[Stored records]
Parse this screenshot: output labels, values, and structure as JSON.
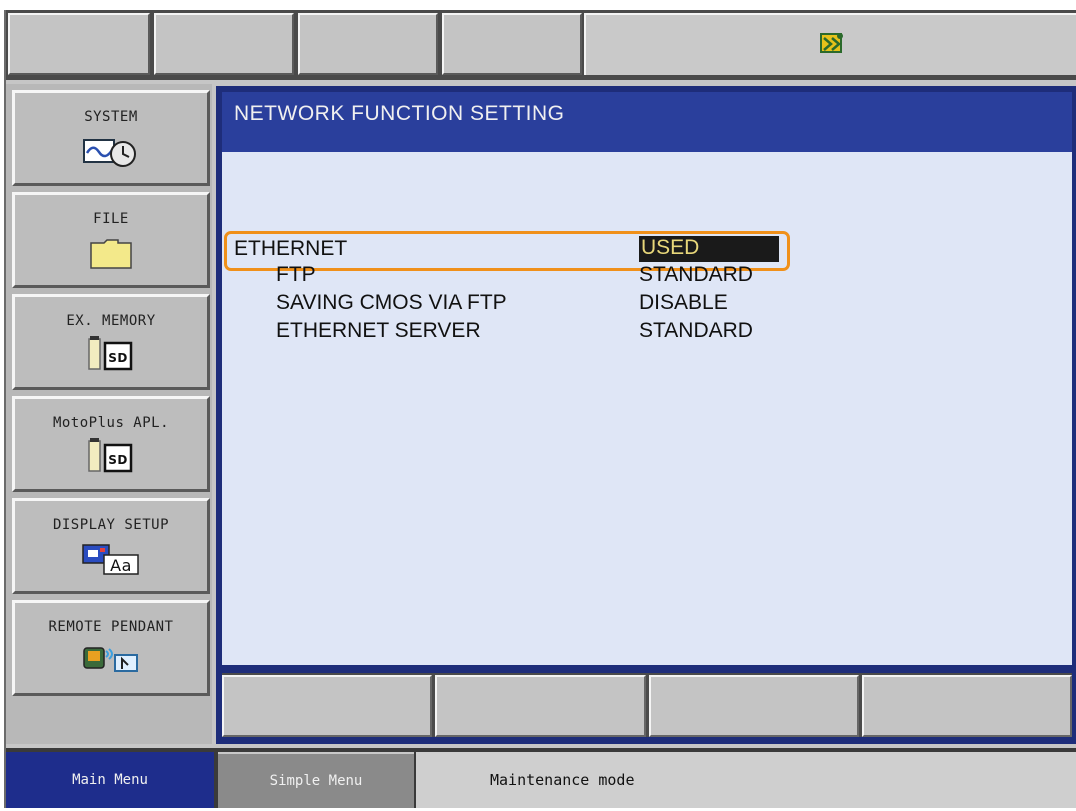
{
  "main": {
    "title": "NETWORK FUNCTION SETTING",
    "rows": [
      {
        "label": "ETHERNET",
        "value": "USED"
      },
      {
        "label": "FTP",
        "value": "STANDARD"
      },
      {
        "label": "SAVING CMOS VIA FTP",
        "value": "DISABLE"
      },
      {
        "label": "ETHERNET SERVER",
        "value": "STANDARD"
      }
    ]
  },
  "menu": {
    "items": [
      {
        "label": "SYSTEM",
        "icon": "system-clock-icon"
      },
      {
        "label": "FILE",
        "icon": "folder-icon"
      },
      {
        "label": "EX. MEMORY",
        "icon": "sd-card-icon"
      },
      {
        "label": "MotoPlus APL.",
        "icon": "sd-card-icon"
      },
      {
        "label": "DISPLAY SETUP",
        "icon": "display-font-icon"
      },
      {
        "label": "REMOTE PENDANT",
        "icon": "remote-pendant-icon"
      }
    ]
  },
  "bottom": {
    "main_menu": "Main Menu",
    "simple_menu": "Simple Menu",
    "mode": "Maintenance mode"
  },
  "colors": {
    "title_bg": "#2a3f9c",
    "content_bg": "#dfe6f6",
    "highlight": "#f0901a",
    "selected_value_bg": "#1a1a1a",
    "selected_value_text": "#e8d77a"
  }
}
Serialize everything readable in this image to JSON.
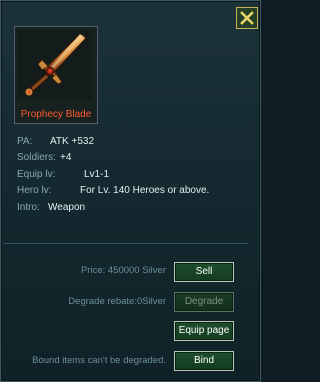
{
  "item": {
    "name": "Prophecy Blade",
    "icon": "sword-icon"
  },
  "stats": [
    {
      "label": "PA:",
      "value": "ATK +532"
    },
    {
      "label": "Soldiers:",
      "value": "+4"
    },
    {
      "label": "Equip lv:",
      "value": "Lv1-1"
    },
    {
      "label": "Hero lv:",
      "value": "For Lv. 140 Heroes or above."
    },
    {
      "label": "Intro:",
      "value": "Weapon"
    }
  ],
  "actions": {
    "price_text": "Price: 450000 Silver",
    "sell_label": "Sell",
    "rebate_text": "Degrade rebate:0Silver",
    "degrade_label": "Degrade",
    "equip_page_label": "Equip page",
    "bound_note": "Bound items can't be degraded.",
    "bind_label": "Bind"
  },
  "colors": {
    "item_name": "#ff5a2e",
    "label": "#86a9b3",
    "value": "#e6eef0",
    "close_x": "#e9d36a"
  }
}
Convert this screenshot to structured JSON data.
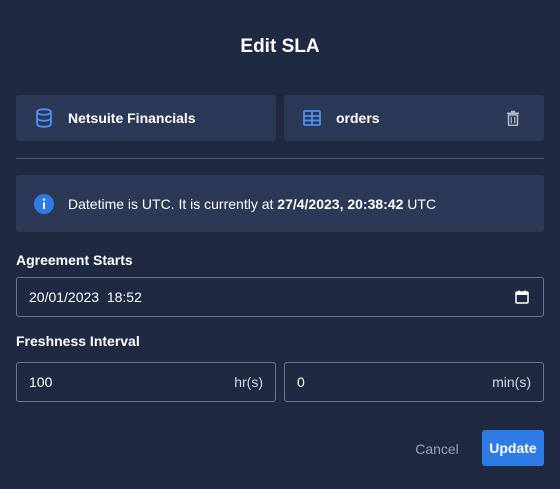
{
  "dialog": {
    "title": "Edit SLA"
  },
  "source": {
    "icon": "database-icon",
    "label": "Netsuite Financials"
  },
  "table": {
    "icon": "table-icon",
    "label": "orders",
    "delete_icon": "trash-icon"
  },
  "info": {
    "icon": "info-icon",
    "prefix": "Datetime is UTC. It is currently at ",
    "current_time": "27/4/2023, 20:38:42",
    "suffix": " UTC"
  },
  "agreement": {
    "label": "Agreement Starts",
    "value": "20/01/2023  18:52",
    "icon": "calendar-icon"
  },
  "freshness": {
    "label": "Freshness Interval",
    "hours_value": "100",
    "hours_unit": "hr(s)",
    "minutes_value": "0",
    "minutes_unit": "min(s)"
  },
  "actions": {
    "cancel_label": "Cancel",
    "update_label": "Update"
  },
  "colors": {
    "background": "#1f2942",
    "card": "#2b3956",
    "accent": "#2f7be6",
    "icon": "#4f8ff7"
  }
}
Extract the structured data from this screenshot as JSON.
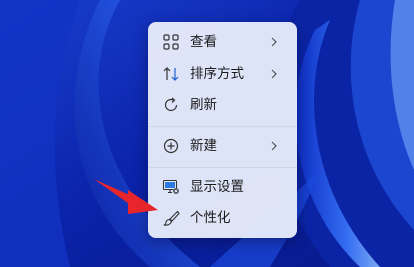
{
  "context_menu": {
    "items": [
      {
        "label": "查看",
        "icon": "view-grid-icon",
        "has_submenu": true
      },
      {
        "label": "排序方式",
        "icon": "sort-icon",
        "has_submenu": true
      },
      {
        "label": "刷新",
        "icon": "refresh-icon",
        "has_submenu": false
      },
      {
        "label": "新建",
        "icon": "new-plus-icon",
        "has_submenu": true
      },
      {
        "label": "显示设置",
        "icon": "display-settings-icon",
        "has_submenu": false
      },
      {
        "label": "个性化",
        "icon": "personalize-brush-icon",
        "has_submenu": false
      }
    ]
  },
  "colors": {
    "wallpaper_dark": "#0a1f9c",
    "wallpaper_light": "#4a8cff",
    "menu_background": "#eef1fb",
    "annotation_arrow": "#e8252a"
  }
}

## WRITTEN INSTRUCTION
Write only the number of lines that include "ETHERNET".

## THE RESPONSE
2